[Layout coordinate data]
______________________________
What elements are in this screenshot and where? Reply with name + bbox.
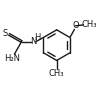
Text: H: H [34, 33, 40, 42]
Text: H₂N: H₂N [5, 54, 21, 63]
Text: O: O [72, 21, 79, 30]
Text: CH₃: CH₃ [49, 69, 64, 78]
Text: S: S [3, 29, 8, 38]
Text: N: N [30, 37, 36, 46]
Text: CH₃: CH₃ [81, 20, 96, 28]
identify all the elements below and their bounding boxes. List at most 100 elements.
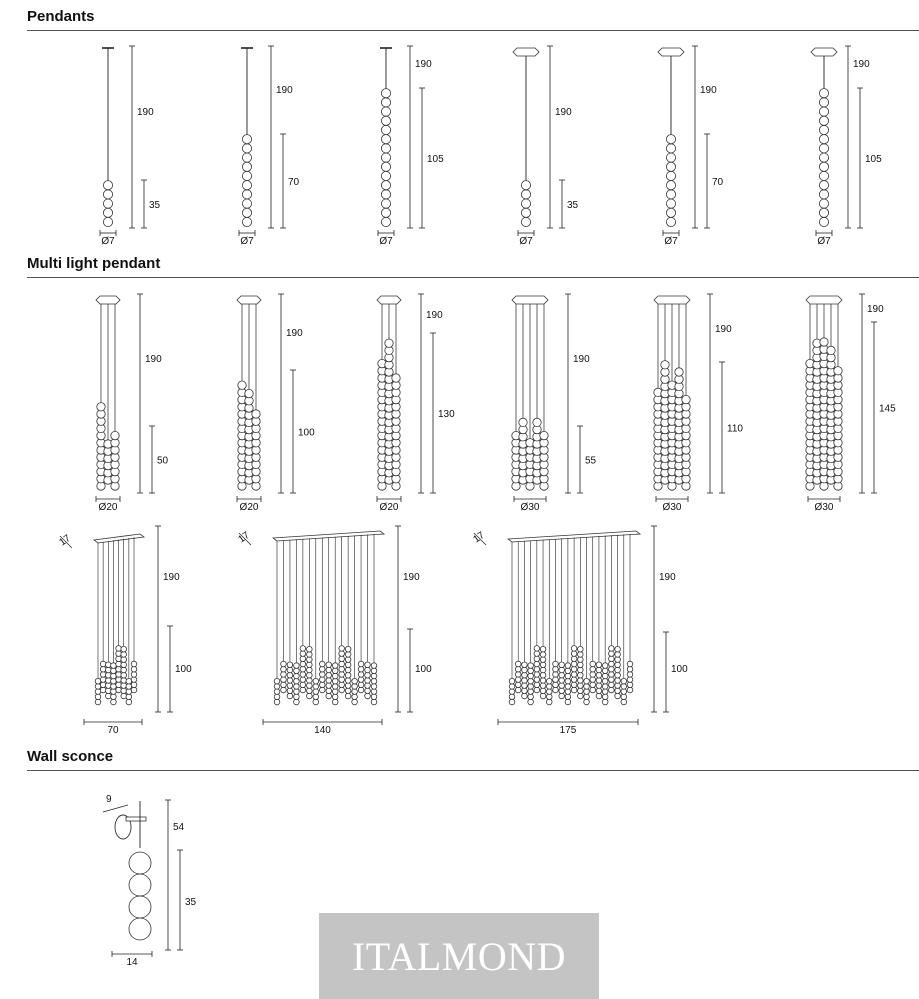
canopy [511,295,549,305]
glass-bead [357,681,365,688]
glass-bead [539,646,547,653]
glass-bead [577,692,584,700]
glass-bead [286,682,294,689]
glass-bead [380,152,391,163]
glass-bead [273,683,281,690]
glass-bead [614,661,621,668]
diameter-label: Ø20 [99,502,118,513]
glass-bead [241,143,252,154]
glass-bead [558,661,565,668]
glass-bead [577,687,584,694]
glass-bead [527,683,534,690]
glass-bead [99,676,107,683]
glass-bead [110,662,117,669]
pendant-drawing: 190 105 Ø7 [810,45,882,247]
depth-label: 17 [236,530,252,546]
glass-bead [125,683,133,690]
glass-bead [319,676,326,683]
glass-bead [577,661,584,668]
glass-bead [521,682,528,689]
linear-pendant-drawing: 17 190 100 175 [471,525,688,736]
glass-bead [620,693,627,700]
glass-bead [620,683,627,690]
glass-bead [552,660,559,668]
glass-bead [306,682,313,689]
glass-bead [527,698,534,706]
section-title-pendants: Pendants [27,8,95,25]
glass-bead [577,682,584,689]
glass-bead [626,686,634,694]
canopy [805,295,843,305]
linear-pendant-drawing: 17 190 100 140 [236,525,432,736]
glass-bead [380,97,391,108]
glass-bead [364,672,371,679]
wall-sconce-drawing: 9 54 35 14 [102,794,197,968]
glass-bead [527,693,534,700]
glass-bead [508,688,516,695]
multi-pendant-drawing: 190 55 Ø30 [511,293,597,513]
glass-bead [601,688,609,695]
glass-bead [521,692,528,700]
glass-bead [589,666,596,673]
glass-bead [364,661,371,668]
glass-bead [273,693,281,700]
glass-bead [626,676,634,683]
glass-bead [351,678,358,685]
dimension-label: 190 [145,354,162,365]
glass-bead [539,661,547,668]
dimension-label: 190 [426,310,443,321]
glass-bead [521,672,528,679]
glass-bead [338,645,345,652]
glass-bead [380,180,391,191]
glass-bead [351,693,358,700]
glass-bead [120,677,127,684]
glass-bead [819,161,830,172]
glass-bead [105,666,112,674]
diameter-label: Ø20 [380,502,399,513]
dimension-label: 54 [173,822,185,833]
glass-bead [546,688,553,695]
glass-bead [380,115,391,126]
glass-bead [608,676,615,683]
glass-bead [666,198,677,209]
glass-bead [332,667,339,674]
glass-bead [570,676,578,683]
multi-pendant-drawing: 190 50 Ø20 [95,293,169,513]
glass-bead [527,678,534,685]
dimension-label: 35 [567,200,579,211]
glass-bead [325,666,332,674]
glass-bead [570,666,578,673]
glass-bead [115,686,122,694]
glass-bead [110,698,117,706]
dimension-label: 190 [415,59,432,70]
glass-bead [564,667,572,674]
glass-bead [527,672,534,680]
glass-bead [237,380,247,390]
glass-bead [577,656,584,663]
glass-bead [332,672,339,680]
glass-bead [370,667,378,674]
glass-bead [539,687,547,694]
glass-bead [115,671,122,678]
glass-bead [558,666,565,674]
glass-bead [681,394,691,405]
glass-bead [299,666,307,673]
glass-bead [241,134,252,145]
glass-bead [306,666,313,674]
glass-bead [241,216,252,227]
glass-bead [380,170,391,181]
glass-bead [241,161,252,172]
glass-bead [103,216,114,227]
glass-bead [608,660,615,668]
glass-bead [370,683,378,690]
glass-bead [608,686,615,694]
diameter-label: Ø20 [240,502,259,513]
dimension-label: 145 [879,404,896,415]
glass-bead [558,677,565,684]
glass-bead [564,662,572,669]
glass-bead [380,134,391,145]
glass-bead [325,687,332,694]
glass-bead [94,698,102,706]
glass-bead [293,662,300,669]
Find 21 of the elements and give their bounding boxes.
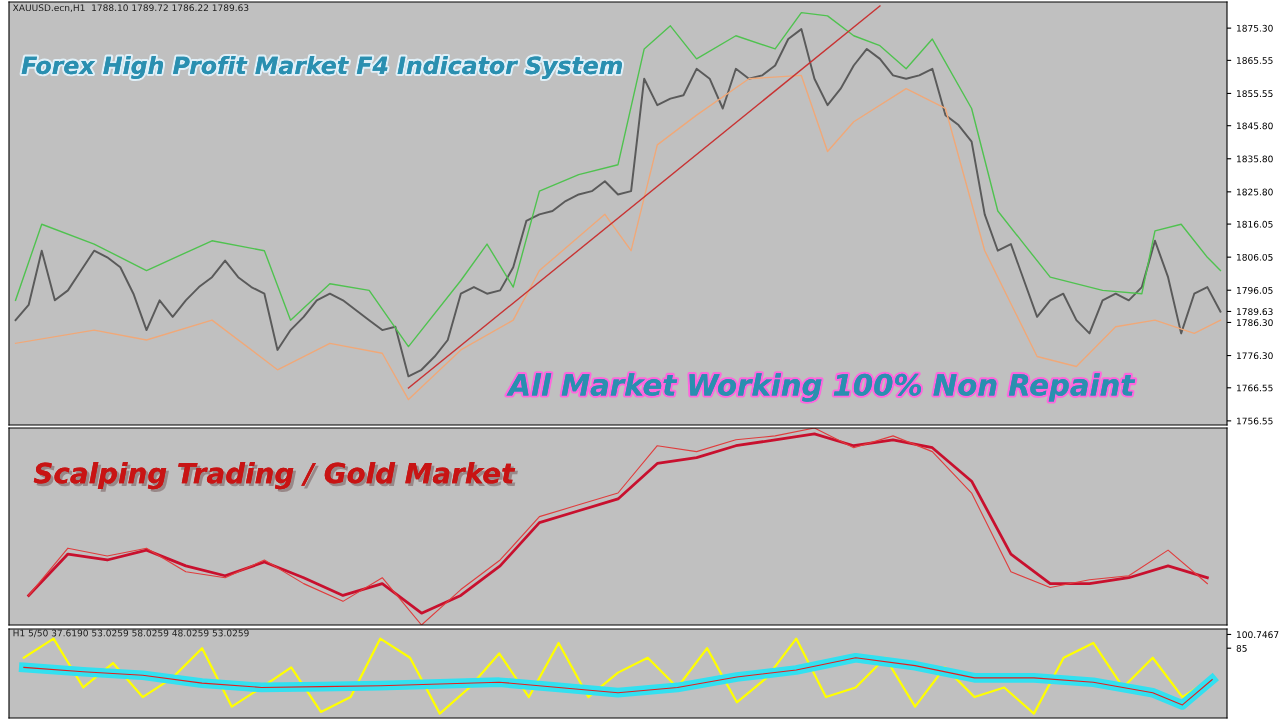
text: Scalping Trading / Gold Market: [33, 462, 518, 492]
y-tick-label: 1845.80: [1237, 122, 1273, 130]
y-tick-label: 1875.30: [1237, 24, 1273, 32]
y-tick-label: 1835.80: [1237, 155, 1273, 163]
y-tick-label: 1756.55: [1237, 417, 1273, 425]
y-tick-label: 1776.30: [1237, 352, 1273, 360]
y-tick-label: 1825.80: [1237, 188, 1273, 196]
y-tick-label: 1789.63: [1237, 308, 1273, 316]
annotation: XAUUSD.ecn,H1 1788.10 1789.72 1786.22 1789.63: [12, 4, 249, 13]
y-tick-label: 1796.05: [1237, 286, 1273, 294]
y-tick-label: 1786.30: [1237, 319, 1273, 327]
text: Forex High Profit Market F4 Indicator System: [21, 55, 622, 79]
y-tick-label: 1865.55: [1237, 57, 1273, 64]
y-tick-label: 85: [1236, 644, 1247, 652]
y-tick-label: 100.7467: [1237, 631, 1279, 639]
y-tick-label: 1855.55: [1237, 90, 1273, 97]
y-tick-label: 1806.05: [1237, 253, 1273, 261]
y-tick-label: 1766.55: [1237, 384, 1273, 392]
annotation: H1 5/50 37.6190 53.0259 58.0259 48.0259 53.0259: [13, 629, 249, 638]
annotation: All Market Working 100% Non Repaint: [506, 373, 1136, 402]
y-tick-label: 1816.05: [1237, 220, 1273, 228]
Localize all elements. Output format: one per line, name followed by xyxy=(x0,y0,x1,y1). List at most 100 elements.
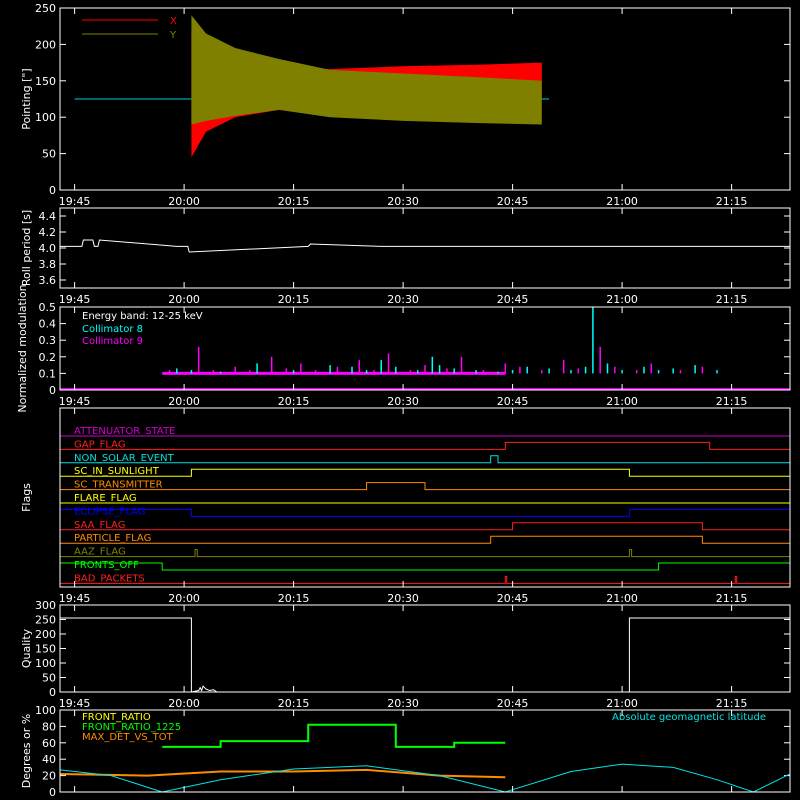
y-axis-label: Roll period [s] xyxy=(20,210,33,286)
flag-label: ECLIPSE_FLAG xyxy=(74,506,145,517)
legend-label: Collimator 8 xyxy=(82,324,143,335)
y-axis-label: Quality xyxy=(20,628,33,668)
y-tick-label: 200 xyxy=(35,628,56,641)
geomag-label: Absolute geomagnetic latitude xyxy=(612,712,766,723)
y-tick-label: 0.5 xyxy=(39,301,57,314)
y-tick-label: 250 xyxy=(35,614,56,627)
y-tick-label: 0 xyxy=(49,686,56,699)
flag-line xyxy=(60,455,790,464)
energy-band-label: Energy band: 12-25 keV xyxy=(82,311,203,322)
x-tick-label: 21:00 xyxy=(606,395,638,408)
x-tick-label: 20:45 xyxy=(497,697,529,710)
flag-label: BAD_PACKETS xyxy=(74,573,145,584)
x-tick-label: 20:00 xyxy=(168,395,200,408)
flag-label: SC_IN_SUNLIGHT xyxy=(74,466,160,477)
plot-frame xyxy=(59,207,791,289)
flag-label: AAZ_FLAG xyxy=(74,547,126,558)
x-tick-label: 20:30 xyxy=(387,697,419,710)
y-tick-label: 100 xyxy=(35,111,56,124)
legend-label: X xyxy=(170,16,177,27)
flag-line xyxy=(60,535,790,544)
x-tick-label: 21:15 xyxy=(716,395,748,408)
y-tick-label: 20 xyxy=(42,770,56,783)
y-tick-label: 100 xyxy=(35,657,56,670)
x-tick-label: 20:15 xyxy=(278,697,310,710)
legend-label: Y xyxy=(169,30,177,41)
x-tick-label: 21:15 xyxy=(716,195,748,208)
x-tick-label: 20:45 xyxy=(497,293,529,306)
panel-modulation: 0 0.1 0.2 0.3 0.4 0.5 Energy band: 12-25 keV Co… xyxy=(16,284,791,413)
x-tick-label: 20:00 xyxy=(168,592,200,605)
x-tick-label: 19:45 xyxy=(59,697,91,710)
flag-label: FRONTS_OFF xyxy=(74,560,139,571)
y-tick-label: 0.1 xyxy=(39,367,57,380)
flag-label: SAA_FLAG xyxy=(74,520,125,531)
x-tick-label: 21:15 xyxy=(716,293,748,306)
y-tick-label: 300 xyxy=(35,599,56,612)
flag-line xyxy=(60,482,790,491)
y-tick-label: 0 xyxy=(49,384,56,397)
x-tick-label: 20:45 xyxy=(497,195,529,208)
x-tick-label: 20:15 xyxy=(278,293,310,306)
x-tick-label: 19:45 xyxy=(59,293,91,306)
x-tick-label: 19:45 xyxy=(59,395,91,408)
x-tick-label: 21:00 xyxy=(606,195,638,208)
y-tick-label: 0.4 xyxy=(39,318,57,331)
plot-frame xyxy=(59,306,791,391)
plot-frame xyxy=(59,7,791,191)
y-tick-label: 60 xyxy=(42,737,56,750)
y-tick-label: 250 xyxy=(35,2,56,15)
panel-pointing: 0 50 100 150 200 250 XY 19:45 20:00 20:15 20:30 20:… xyxy=(20,2,791,208)
x-tick-label: 20:45 xyxy=(497,592,529,605)
pointing-band-y xyxy=(191,15,542,125)
flag-line xyxy=(60,441,790,450)
x-tick-label: 20:30 xyxy=(387,592,419,605)
x-tick-label: 21:15 xyxy=(716,592,748,605)
x-tick-label: 20:30 xyxy=(387,195,419,208)
x-tick-label: 21:00 xyxy=(606,293,638,306)
y-tick-label: 4.0 xyxy=(39,242,57,255)
x-tick-label: 21:00 xyxy=(606,592,638,605)
x-tick-label: 21:00 xyxy=(606,697,638,710)
y-tick-label: 4.4 xyxy=(39,210,57,223)
y-tick-label: 0.3 xyxy=(39,334,57,347)
legend-label: FRONT_RATIO xyxy=(82,712,151,723)
plot-frame xyxy=(59,604,791,693)
flag-line xyxy=(60,508,790,517)
flag-line xyxy=(60,549,790,558)
flag-line xyxy=(60,575,790,584)
x-tick-label: 20:15 xyxy=(278,395,310,408)
y-tick-label: 150 xyxy=(35,643,56,656)
flag-label: PARTICLE_FLAG xyxy=(74,533,151,544)
y-tick-label: 0 xyxy=(49,184,56,197)
y-axis-label: Normalized modulation xyxy=(16,284,29,412)
flag-line xyxy=(60,562,790,571)
y-axis-label: Pointing ["] xyxy=(20,68,33,129)
flag-label: NON_SOLAR_EVENT xyxy=(74,453,175,464)
y-tick-label: 0 xyxy=(49,786,56,799)
y-tick-label: 80 xyxy=(42,720,56,733)
y-axis-label: Flags xyxy=(20,483,33,512)
plot-frame xyxy=(59,709,791,793)
panel-ratios: 0 20 40 60 80 100 FRONT_RATIOFRONT_RATIO_1225M… xyxy=(20,704,791,799)
ratio-line xyxy=(162,723,506,748)
x-tick-label: 21:15 xyxy=(716,697,748,710)
y-tick-label: 3.8 xyxy=(39,258,57,271)
y-tick-label: 150 xyxy=(35,75,56,88)
x-tick-label: 20:15 xyxy=(278,195,310,208)
x-tick-label: 19:45 xyxy=(59,592,91,605)
flag-label: GAP_FLAG xyxy=(74,439,126,450)
flag-label: ATTENUATOR_STATE xyxy=(74,426,175,437)
x-tick-label: 20:15 xyxy=(278,592,310,605)
legend-label: FRONT_RATIO_1225 xyxy=(82,722,181,733)
y-axis-label: Degrees or % xyxy=(20,714,33,788)
x-tick-label: 19:45 xyxy=(59,195,91,208)
flag-line xyxy=(60,522,790,531)
x-tick-label: 20:45 xyxy=(497,395,529,408)
y-tick-label: 0.2 xyxy=(39,351,57,364)
panel-roll: 3.6 3.8 4.0 4.2 4.4 19:45 20:00 20:15 20:30 20:45… xyxy=(20,207,791,306)
y-tick-label: 50 xyxy=(42,148,56,161)
legend-label: MAX_DET_VS_TOT xyxy=(82,732,174,743)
______________________________
## [Work to do]
Render the lines from the one containing "Text: H: H [34, 33, 40, 42]" through the one containing "identify all the" as a numbered list, skipping any blank lines.

## [Expected output]
1. Text: H: H [34, 33, 40, 42]
2. Text: H₂N: H₂N [5, 54, 21, 63]
3. Text: O: O [72, 21, 79, 30]
4. Text: CH₃: CH₃ [49, 69, 64, 78]
5. Text: S: S [3, 29, 8, 38]
6. Text: N: N [30, 37, 36, 46]
7. Text: CH₃: CH₃ [81, 20, 96, 28]
8. identify all the elements below and their bounding boxes. List at most 100 elements.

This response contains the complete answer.